## Instruction:
Pictures don't belong in the copy; print all the records exactly.

start

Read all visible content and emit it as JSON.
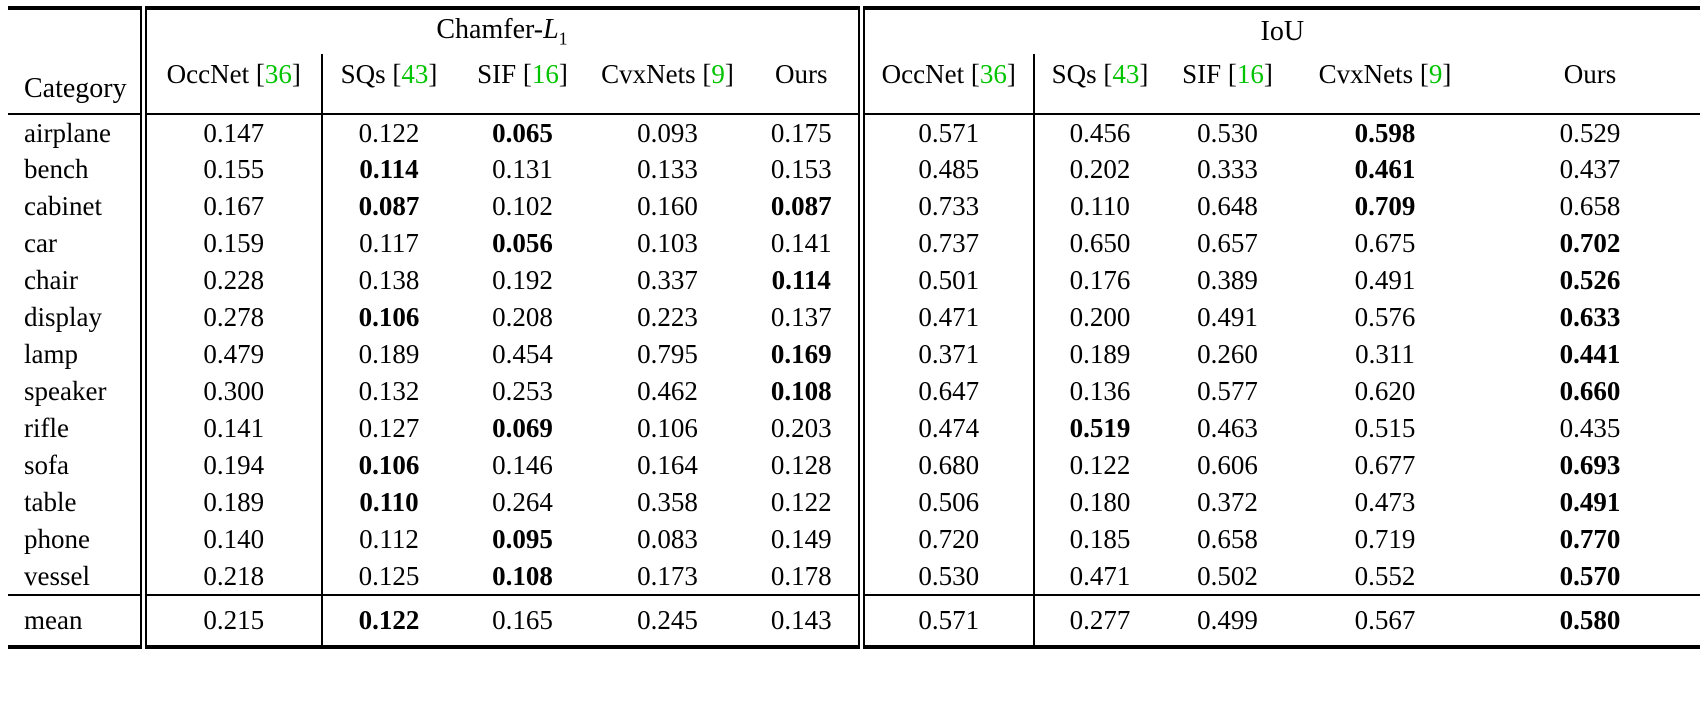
{
  "colors": {
    "cite_green": "#00C400"
  },
  "table": {
    "category_label": "Category",
    "group1": {
      "prefix": "Chamfer-",
      "var": "L",
      "sub": "1"
    },
    "group2": {
      "label": "IoU"
    },
    "methods": [
      {
        "name": "OccNet",
        "cite": "36"
      },
      {
        "name": "SQs",
        "cite": "43"
      },
      {
        "name": "SIF",
        "cite": "16"
      },
      {
        "name": "CvxNets",
        "cite": "9"
      },
      {
        "name": "Ours",
        "cite": ""
      }
    ],
    "rows": [
      {
        "category": "airplane",
        "cells": [
          "0.147",
          "0.122",
          "0.065",
          "0.093",
          "0.175",
          "0.571",
          "0.456",
          "0.530",
          "0.598",
          "0.529"
        ],
        "bold": [
          2,
          8
        ]
      },
      {
        "category": "bench",
        "cells": [
          "0.155",
          "0.114",
          "0.131",
          "0.133",
          "0.153",
          "0.485",
          "0.202",
          "0.333",
          "0.461",
          "0.437"
        ],
        "bold": [
          1,
          8
        ]
      },
      {
        "category": "cabinet",
        "cells": [
          "0.167",
          "0.087",
          "0.102",
          "0.160",
          "0.087",
          "0.733",
          "0.110",
          "0.648",
          "0.709",
          "0.658"
        ],
        "bold": [
          1,
          4,
          8
        ]
      },
      {
        "category": "car",
        "cells": [
          "0.159",
          "0.117",
          "0.056",
          "0.103",
          "0.141",
          "0.737",
          "0.650",
          "0.657",
          "0.675",
          "0.702"
        ],
        "bold": [
          2,
          9
        ]
      },
      {
        "category": "chair",
        "cells": [
          "0.228",
          "0.138",
          "0.192",
          "0.337",
          "0.114",
          "0.501",
          "0.176",
          "0.389",
          "0.491",
          "0.526"
        ],
        "bold": [
          4,
          9
        ]
      },
      {
        "category": "display",
        "cells": [
          "0.278",
          "0.106",
          "0.208",
          "0.223",
          "0.137",
          "0.471",
          "0.200",
          "0.491",
          "0.576",
          "0.633"
        ],
        "bold": [
          1,
          9
        ]
      },
      {
        "category": "lamp",
        "cells": [
          "0.479",
          "0.189",
          "0.454",
          "0.795",
          "0.169",
          "0.371",
          "0.189",
          "0.260",
          "0.311",
          "0.441"
        ],
        "bold": [
          4,
          9
        ]
      },
      {
        "category": "speaker",
        "cells": [
          "0.300",
          "0.132",
          "0.253",
          "0.462",
          "0.108",
          "0.647",
          "0.136",
          "0.577",
          "0.620",
          "0.660"
        ],
        "bold": [
          4,
          9
        ]
      },
      {
        "category": "rifle",
        "cells": [
          "0.141",
          "0.127",
          "0.069",
          "0.106",
          "0.203",
          "0.474",
          "0.519",
          "0.463",
          "0.515",
          "0.435"
        ],
        "bold": [
          2,
          6
        ]
      },
      {
        "category": "sofa",
        "cells": [
          "0.194",
          "0.106",
          "0.146",
          "0.164",
          "0.128",
          "0.680",
          "0.122",
          "0.606",
          "0.677",
          "0.693"
        ],
        "bold": [
          1,
          9
        ]
      },
      {
        "category": "table",
        "cells": [
          "0.189",
          "0.110",
          "0.264",
          "0.358",
          "0.122",
          "0.506",
          "0.180",
          "0.372",
          "0.473",
          "0.491"
        ],
        "bold": [
          1,
          9
        ]
      },
      {
        "category": "phone",
        "cells": [
          "0.140",
          "0.112",
          "0.095",
          "0.083",
          "0.149",
          "0.720",
          "0.185",
          "0.658",
          "0.719",
          "0.770"
        ],
        "bold": [
          2,
          9
        ]
      },
      {
        "category": "vessel",
        "cells": [
          "0.218",
          "0.125",
          "0.108",
          "0.173",
          "0.178",
          "0.530",
          "0.471",
          "0.502",
          "0.552",
          "0.570"
        ],
        "bold": [
          2,
          9
        ]
      }
    ],
    "mean": {
      "category": "mean",
      "cells": [
        "0.215",
        "0.122",
        "0.165",
        "0.245",
        "0.143",
        "0.571",
        "0.277",
        "0.499",
        "0.567",
        "0.580"
      ],
      "bold": [
        1,
        9
      ]
    }
  }
}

end

## Full response:
Read all visible content and emit it as JSON.
{
  "colors": {
    "cite_green": "#00C400"
  },
  "table": {
    "category_label": "Category",
    "group1": {
      "prefix": "Chamfer-",
      "var": "L",
      "sub": "1"
    },
    "group2": {
      "label": "IoU"
    },
    "methods": [
      {
        "name": "OccNet",
        "cite": "36"
      },
      {
        "name": "SQs",
        "cite": "43"
      },
      {
        "name": "SIF",
        "cite": "16"
      },
      {
        "name": "CvxNets",
        "cite": "9"
      },
      {
        "name": "Ours",
        "cite": ""
      }
    ],
    "rows": [
      {
        "category": "airplane",
        "cells": [
          "0.147",
          "0.122",
          "0.065",
          "0.093",
          "0.175",
          "0.571",
          "0.456",
          "0.530",
          "0.598",
          "0.529"
        ],
        "bold": [
          2,
          8
        ]
      },
      {
        "category": "bench",
        "cells": [
          "0.155",
          "0.114",
          "0.131",
          "0.133",
          "0.153",
          "0.485",
          "0.202",
          "0.333",
          "0.461",
          "0.437"
        ],
        "bold": [
          1,
          8
        ]
      },
      {
        "category": "cabinet",
        "cells": [
          "0.167",
          "0.087",
          "0.102",
          "0.160",
          "0.087",
          "0.733",
          "0.110",
          "0.648",
          "0.709",
          "0.658"
        ],
        "bold": [
          1,
          4,
          8
        ]
      },
      {
        "category": "car",
        "cells": [
          "0.159",
          "0.117",
          "0.056",
          "0.103",
          "0.141",
          "0.737",
          "0.650",
          "0.657",
          "0.675",
          "0.702"
        ],
        "bold": [
          2,
          9
        ]
      },
      {
        "category": "chair",
        "cells": [
          "0.228",
          "0.138",
          "0.192",
          "0.337",
          "0.114",
          "0.501",
          "0.176",
          "0.389",
          "0.491",
          "0.526"
        ],
        "bold": [
          4,
          9
        ]
      },
      {
        "category": "display",
        "cells": [
          "0.278",
          "0.106",
          "0.208",
          "0.223",
          "0.137",
          "0.471",
          "0.200",
          "0.491",
          "0.576",
          "0.633"
        ],
        "bold": [
          1,
          9
        ]
      },
      {
        "category": "lamp",
        "cells": [
          "0.479",
          "0.189",
          "0.454",
          "0.795",
          "0.169",
          "0.371",
          "0.189",
          "0.260",
          "0.311",
          "0.441"
        ],
        "bold": [
          4,
          9
        ]
      },
      {
        "category": "speaker",
        "cells": [
          "0.300",
          "0.132",
          "0.253",
          "0.462",
          "0.108",
          "0.647",
          "0.136",
          "0.577",
          "0.620",
          "0.660"
        ],
        "bold": [
          4,
          9
        ]
      },
      {
        "category": "rifle",
        "cells": [
          "0.141",
          "0.127",
          "0.069",
          "0.106",
          "0.203",
          "0.474",
          "0.519",
          "0.463",
          "0.515",
          "0.435"
        ],
        "bold": [
          2,
          6
        ]
      },
      {
        "category": "sofa",
        "cells": [
          "0.194",
          "0.106",
          "0.146",
          "0.164",
          "0.128",
          "0.680",
          "0.122",
          "0.606",
          "0.677",
          "0.693"
        ],
        "bold": [
          1,
          9
        ]
      },
      {
        "category": "table",
        "cells": [
          "0.189",
          "0.110",
          "0.264",
          "0.358",
          "0.122",
          "0.506",
          "0.180",
          "0.372",
          "0.473",
          "0.491"
        ],
        "bold": [
          1,
          9
        ]
      },
      {
        "category": "phone",
        "cells": [
          "0.140",
          "0.112",
          "0.095",
          "0.083",
          "0.149",
          "0.720",
          "0.185",
          "0.658",
          "0.719",
          "0.770"
        ],
        "bold": [
          2,
          9
        ]
      },
      {
        "category": "vessel",
        "cells": [
          "0.218",
          "0.125",
          "0.108",
          "0.173",
          "0.178",
          "0.530",
          "0.471",
          "0.502",
          "0.552",
          "0.570"
        ],
        "bold": [
          2,
          9
        ]
      }
    ],
    "mean": {
      "category": "mean",
      "cells": [
        "0.215",
        "0.122",
        "0.165",
        "0.245",
        "0.143",
        "0.571",
        "0.277",
        "0.499",
        "0.567",
        "0.580"
      ],
      "bold": [
        1,
        9
      ]
    }
  }
}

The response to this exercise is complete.